**YOUR GOAL**
Output the data below in full, character for character.

— begin PROVIDED ENTRIES —

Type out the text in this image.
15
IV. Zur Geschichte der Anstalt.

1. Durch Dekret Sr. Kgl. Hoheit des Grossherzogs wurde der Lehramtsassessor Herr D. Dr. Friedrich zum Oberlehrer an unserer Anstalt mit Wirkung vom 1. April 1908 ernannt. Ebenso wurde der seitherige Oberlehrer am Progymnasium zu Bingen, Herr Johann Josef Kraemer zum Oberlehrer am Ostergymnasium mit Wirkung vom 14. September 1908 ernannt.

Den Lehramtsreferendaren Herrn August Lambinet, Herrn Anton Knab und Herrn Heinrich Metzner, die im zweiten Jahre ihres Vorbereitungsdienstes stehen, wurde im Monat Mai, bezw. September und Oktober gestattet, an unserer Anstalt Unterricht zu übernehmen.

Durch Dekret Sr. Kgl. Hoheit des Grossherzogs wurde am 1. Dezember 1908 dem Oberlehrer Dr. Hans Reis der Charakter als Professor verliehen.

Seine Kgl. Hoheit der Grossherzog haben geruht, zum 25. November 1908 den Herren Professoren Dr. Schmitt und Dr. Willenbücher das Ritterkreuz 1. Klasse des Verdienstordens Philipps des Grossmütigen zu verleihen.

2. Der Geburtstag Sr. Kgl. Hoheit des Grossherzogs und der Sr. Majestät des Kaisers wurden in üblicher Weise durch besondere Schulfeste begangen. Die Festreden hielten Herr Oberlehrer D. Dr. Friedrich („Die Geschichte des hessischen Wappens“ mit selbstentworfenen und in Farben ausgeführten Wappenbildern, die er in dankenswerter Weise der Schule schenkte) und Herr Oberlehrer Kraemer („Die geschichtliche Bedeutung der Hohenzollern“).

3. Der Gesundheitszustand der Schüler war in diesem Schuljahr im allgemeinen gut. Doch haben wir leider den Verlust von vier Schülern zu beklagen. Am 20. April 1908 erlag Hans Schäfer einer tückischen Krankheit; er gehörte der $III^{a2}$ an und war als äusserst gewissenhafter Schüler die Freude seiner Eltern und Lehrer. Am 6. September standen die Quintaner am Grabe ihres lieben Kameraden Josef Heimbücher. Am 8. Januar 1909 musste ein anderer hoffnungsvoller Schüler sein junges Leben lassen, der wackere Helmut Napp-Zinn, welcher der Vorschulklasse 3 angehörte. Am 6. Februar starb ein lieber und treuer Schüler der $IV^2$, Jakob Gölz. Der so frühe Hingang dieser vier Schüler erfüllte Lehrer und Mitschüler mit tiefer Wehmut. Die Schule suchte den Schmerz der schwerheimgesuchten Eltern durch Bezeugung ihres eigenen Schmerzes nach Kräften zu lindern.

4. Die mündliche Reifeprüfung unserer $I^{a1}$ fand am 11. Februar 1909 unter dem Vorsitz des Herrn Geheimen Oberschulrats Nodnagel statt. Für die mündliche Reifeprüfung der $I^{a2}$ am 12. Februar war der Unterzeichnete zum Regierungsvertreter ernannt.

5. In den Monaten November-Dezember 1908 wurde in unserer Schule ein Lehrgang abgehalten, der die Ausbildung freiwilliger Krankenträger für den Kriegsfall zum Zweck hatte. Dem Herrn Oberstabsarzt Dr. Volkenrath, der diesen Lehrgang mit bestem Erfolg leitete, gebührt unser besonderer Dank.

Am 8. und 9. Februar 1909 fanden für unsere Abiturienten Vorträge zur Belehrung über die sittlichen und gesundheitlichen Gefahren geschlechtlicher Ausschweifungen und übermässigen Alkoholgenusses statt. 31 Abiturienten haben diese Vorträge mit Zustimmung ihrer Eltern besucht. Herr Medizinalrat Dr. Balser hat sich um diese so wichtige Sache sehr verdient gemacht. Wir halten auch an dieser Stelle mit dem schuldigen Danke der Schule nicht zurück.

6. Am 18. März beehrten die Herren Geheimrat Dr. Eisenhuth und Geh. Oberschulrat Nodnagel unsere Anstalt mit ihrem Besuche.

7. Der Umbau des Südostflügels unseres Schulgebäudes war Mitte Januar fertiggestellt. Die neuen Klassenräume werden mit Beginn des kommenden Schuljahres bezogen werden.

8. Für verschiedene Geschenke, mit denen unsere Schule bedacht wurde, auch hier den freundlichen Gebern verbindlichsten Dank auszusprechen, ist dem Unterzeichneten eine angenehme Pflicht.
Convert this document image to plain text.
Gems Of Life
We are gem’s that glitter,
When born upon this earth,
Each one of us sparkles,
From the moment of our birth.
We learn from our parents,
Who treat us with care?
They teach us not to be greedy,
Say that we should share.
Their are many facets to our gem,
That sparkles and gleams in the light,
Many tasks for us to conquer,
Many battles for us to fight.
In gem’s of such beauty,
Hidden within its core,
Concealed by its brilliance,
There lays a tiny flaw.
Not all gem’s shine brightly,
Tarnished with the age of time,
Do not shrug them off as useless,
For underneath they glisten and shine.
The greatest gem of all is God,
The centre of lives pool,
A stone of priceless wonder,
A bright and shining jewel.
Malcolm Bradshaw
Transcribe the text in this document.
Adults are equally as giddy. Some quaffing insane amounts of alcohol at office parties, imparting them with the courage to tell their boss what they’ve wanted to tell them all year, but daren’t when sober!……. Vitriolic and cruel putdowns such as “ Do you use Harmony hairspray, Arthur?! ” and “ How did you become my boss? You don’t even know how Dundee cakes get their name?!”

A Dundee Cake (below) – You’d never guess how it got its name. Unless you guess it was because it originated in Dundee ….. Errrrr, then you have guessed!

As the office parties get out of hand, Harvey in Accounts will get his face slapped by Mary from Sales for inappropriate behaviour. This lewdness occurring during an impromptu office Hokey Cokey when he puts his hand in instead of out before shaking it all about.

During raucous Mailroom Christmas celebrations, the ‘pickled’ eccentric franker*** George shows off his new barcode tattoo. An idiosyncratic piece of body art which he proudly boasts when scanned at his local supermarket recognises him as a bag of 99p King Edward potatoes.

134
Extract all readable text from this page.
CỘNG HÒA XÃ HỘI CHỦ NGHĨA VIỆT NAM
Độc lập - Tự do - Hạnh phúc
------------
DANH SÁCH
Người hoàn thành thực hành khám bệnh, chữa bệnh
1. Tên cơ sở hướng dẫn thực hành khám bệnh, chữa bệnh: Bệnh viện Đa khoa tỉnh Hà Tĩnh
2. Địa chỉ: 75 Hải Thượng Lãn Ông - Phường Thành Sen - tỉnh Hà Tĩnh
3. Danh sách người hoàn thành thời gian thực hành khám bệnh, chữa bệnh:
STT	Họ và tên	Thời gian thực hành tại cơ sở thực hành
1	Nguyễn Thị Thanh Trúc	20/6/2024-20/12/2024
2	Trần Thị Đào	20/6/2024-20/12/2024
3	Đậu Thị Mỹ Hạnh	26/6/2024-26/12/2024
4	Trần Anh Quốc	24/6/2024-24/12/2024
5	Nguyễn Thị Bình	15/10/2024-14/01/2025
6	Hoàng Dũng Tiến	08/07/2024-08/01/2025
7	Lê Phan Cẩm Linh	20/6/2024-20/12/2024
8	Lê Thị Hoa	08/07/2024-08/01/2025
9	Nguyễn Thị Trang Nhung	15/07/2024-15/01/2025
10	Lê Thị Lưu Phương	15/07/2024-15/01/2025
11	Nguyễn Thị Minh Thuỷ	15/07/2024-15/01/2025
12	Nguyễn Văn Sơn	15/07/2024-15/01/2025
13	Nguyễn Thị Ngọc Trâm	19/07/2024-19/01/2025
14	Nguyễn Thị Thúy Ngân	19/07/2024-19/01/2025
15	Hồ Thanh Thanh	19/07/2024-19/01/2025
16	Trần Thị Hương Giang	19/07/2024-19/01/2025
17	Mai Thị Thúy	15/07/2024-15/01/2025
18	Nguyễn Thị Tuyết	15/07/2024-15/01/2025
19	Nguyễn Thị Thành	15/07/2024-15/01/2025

— end PROVIDED ENTRIES —

**OUTPUT**
Type out the text in this image.
15
IV. Zur Geschichte der Anstalt.

1. Durch Dekret Sr. Kgl. Hoheit des Grossherzogs wurde der Lehramtsassessor Herr D. Dr. Friedrich zum Oberlehrer an unserer Anstalt mit Wirkung vom 1. April 1908 ernannt. Ebenso wurde der seitherige Oberlehrer am Progymnasium zu Bingen, Herr Johann Josef Kraemer zum Oberlehrer am Ostergymnasium mit Wirkung vom 14. September 1908 ernannt.

Den Lehramtsreferendaren Herrn August Lambinet, Herrn Anton Knab und Herrn Heinrich Metzner, die im zweiten Jahre ihres Vorbereitungsdienstes stehen, wurde im Monat Mai, bezw. September und Oktober gestattet, an unserer Anstalt Unterricht zu übernehmen.

Durch Dekret Sr. Kgl. Hoheit des Grossherzogs wurde am 1. Dezember 1908 dem Oberlehrer Dr. Hans Reis der Charakter als Professor verliehen.

Seine Kgl. Hoheit der Grossherzog haben geruht, zum 25. November 1908 den Herren Professoren Dr. Schmitt und Dr. Willenbücher das Ritterkreuz 1. Klasse des Verdienstordens Philipps des Grossmütigen zu verleihen.

2. Der Geburtstag Sr. Kgl. Hoheit des Grossherzogs und der Sr. Majestät des Kaisers wurden in üblicher Weise durch besondere Schulfeste begangen. Die Festreden hielten Herr Oberlehrer D. Dr. Friedrich („Die Geschichte des hessischen Wappens“ mit selbstentworfenen und in Farben ausgeführten Wappenbildern, die er in dankenswerter Weise der Schule schenkte) und Herr Oberlehrer Kraemer („Die geschichtliche Bedeutung der Hohenzollern“).

3. Der Gesundheitszustand der Schüler war in diesem Schuljahr im allgemeinen gut. Doch haben wir leider den Verlust von vier Schülern zu beklagen. Am 20. April 1908 erlag Hans Schäfer einer tückischen Krankheit; er gehörte der $III^{a2}$ an und war als äusserst gewissenhafter Schüler die Freude seiner Eltern und Lehrer. Am 6. September standen die Quintaner am Grabe ihres lieben Kameraden Josef Heimbücher. Am 8. Januar 1909 musste ein anderer hoffnungsvoller Schüler sein junges Leben lassen, der wackere Helmut Napp-Zinn, welcher der Vorschulklasse 3 angehörte. Am 6. Februar starb ein lieber und treuer Schüler der $IV^2$, Jakob Gölz. Der so frühe Hingang dieser vier Schüler erfüllte Lehrer und Mitschüler mit tiefer Wehmut. Die Schule suchte den Schmerz der schwerheimgesuchten Eltern durch Bezeugung ihres eigenen Schmerzes nach Kräften zu lindern.

4. Die mündliche Reifeprüfung unserer $I^{a1}$ fand am 11. Februar 1909 unter dem Vorsitz des Herrn Geheimen Oberschulrats Nodnagel statt. Für die mündliche Reifeprüfung der $I^{a2}$ am 12. Februar war der Unterzeichnete zum Regierungsvertreter ernannt.

5. In den Monaten November-Dezember 1908 wurde in unserer Schule ein Lehrgang abgehalten, der die Ausbildung freiwilliger Krankenträger für den Kriegsfall zum Zweck hatte. Dem Herrn Oberstabsarzt Dr. Volkenrath, der diesen Lehrgang mit bestem Erfolg leitete, gebührt unser besonderer Dank.

Am 8. und 9. Februar 1909 fanden für unsere Abiturienten Vorträge zur Belehrung über die sittlichen und gesundheitlichen Gefahren geschlechtlicher Ausschweifungen und übermässigen Alkoholgenusses statt. 31 Abiturienten haben diese Vorträge mit Zustimmung ihrer Eltern besucht. Herr Medizinalrat Dr. Balser hat sich um diese so wichtige Sache sehr verdient gemacht. Wir halten auch an dieser Stelle mit dem schuldigen Danke der Schule nicht zurück.

6. Am 18. März beehrten die Herren Geheimrat Dr. Eisenhuth und Geh. Oberschulrat Nodnagel unsere Anstalt mit ihrem Besuche.

7. Der Umbau des Südostflügels unseres Schulgebäudes war Mitte Januar fertiggestellt. Die neuen Klassenräume werden mit Beginn des kommenden Schuljahres bezogen werden.

8. Für verschiedene Geschenke, mit denen unsere Schule bedacht wurde, auch hier den freundlichen Gebern verbindlichsten Dank auszusprechen, ist dem Unterzeichneten eine angenehme Pflicht.
Convert this document image to plain text.
Gems Of Life
We are gem’s that glitter,
When born upon this earth,
Each one of us sparkles,
From the moment of our birth.
We learn from our parents,
Who treat us with care?
They teach us not to be greedy,
Say that we should share.
Their are many facets to our gem,
That sparkles and gleams in the light,
Many tasks for us to conquer,
Many battles for us to fight.
In gem’s of such beauty,
Hidden within its core,
Concealed by its brilliance,
There lays a tiny flaw.
Not all gem’s shine brightly,
Tarnished with the age of time,
Do not shrug them off as useless,
For underneath they glisten and shine.
The greatest gem of all is God,
The centre of lives pool,
A stone of priceless wonder,
A bright and shining jewel.
Malcolm Bradshaw
Transcribe the text in this document.
Adults are equally as giddy. Some quaffing insane amounts of alcohol at office parties, imparting them with the courage to tell their boss what they’ve wanted to tell them all year, but daren’t when sober!……. Vitriolic and cruel putdowns such as “ Do you use Harmony hairspray, Arthur?! ” and “ How did you become my boss? You don’t even know how Dundee cakes get their name?!”

A Dundee Cake (below) – You’d never guess how it got its name. Unless you guess it was because it originated in Dundee ….. Errrrr, then you have guessed!

As the office parties get out of hand, Harvey in Accounts will get his face slapped by Mary from Sales for inappropriate behaviour. This lewdness occurring during an impromptu office Hokey Cokey when he puts his hand in instead of out before shaking it all about.

During raucous Mailroom Christmas celebrations, the ‘pickled’ eccentric franker*** George shows off his new barcode tattoo. An idiosyncratic piece of body art which he proudly boasts when scanned at his local supermarket recognises him as a bag of 99p King Edward potatoes.

134
Extract all readable text from this page.
CỘNG HÒA XÃ HỘI CHỦ NGHĨA VIỆT NAM
Độc lập - Tự do - Hạnh phúc
------------
DANH SÁCH
Người hoàn thành thực hành khám bệnh, chữa bệnh
1. Tên cơ sở hướng dẫn thực hành khám bệnh, chữa bệnh: Bệnh viện Đa khoa tỉnh Hà Tĩnh
2. Địa chỉ: 75 Hải Thượng Lãn Ông - Phường Thành Sen - tỉnh Hà Tĩnh
3. Danh sách người hoàn thành thời gian thực hành khám bệnh, chữa bệnh:
STT	Họ và tên	Thời gian thực hành tại cơ sở thực hành
1	Nguyễn Thị Thanh Trúc	20/6/2024-20/12/2024
2	Trần Thị Đào	20/6/2024-20/12/2024
3	Đậu Thị Mỹ Hạnh	26/6/2024-26/12/2024
4	Trần Anh Quốc	24/6/2024-24/12/2024
5	Nguyễn Thị Bình	15/10/2024-14/01/2025
6	Hoàng Dũng Tiến	08/07/2024-08/01/2025
7	Lê Phan Cẩm Linh	20/6/2024-20/12/2024
8	Lê Thị Hoa	08/07/2024-08/01/2025
9	Nguyễn Thị Trang Nhung	15/07/2024-15/01/2025
10	Lê Thị Lưu Phương	15/07/2024-15/01/2025
11	Nguyễn Thị Minh Thuỷ	15/07/2024-15/01/2025
12	Nguyễn Văn Sơn	15/07/2024-15/01/2025
13	Nguyễn Thị Ngọc Trâm	19/07/2024-19/01/2025
14	Nguyễn Thị Thúy Ngân	19/07/2024-19/01/2025
15	Hồ Thanh Thanh	19/07/2024-19/01/2025
16	Trần Thị Hương Giang	19/07/2024-19/01/2025
17	Mai Thị Thúy	15/07/2024-15/01/2025
18	Nguyễn Thị Tuyết	15/07/2024-15/01/2025
19	Nguyễn Thị Thành	15/07/2024-15/01/2025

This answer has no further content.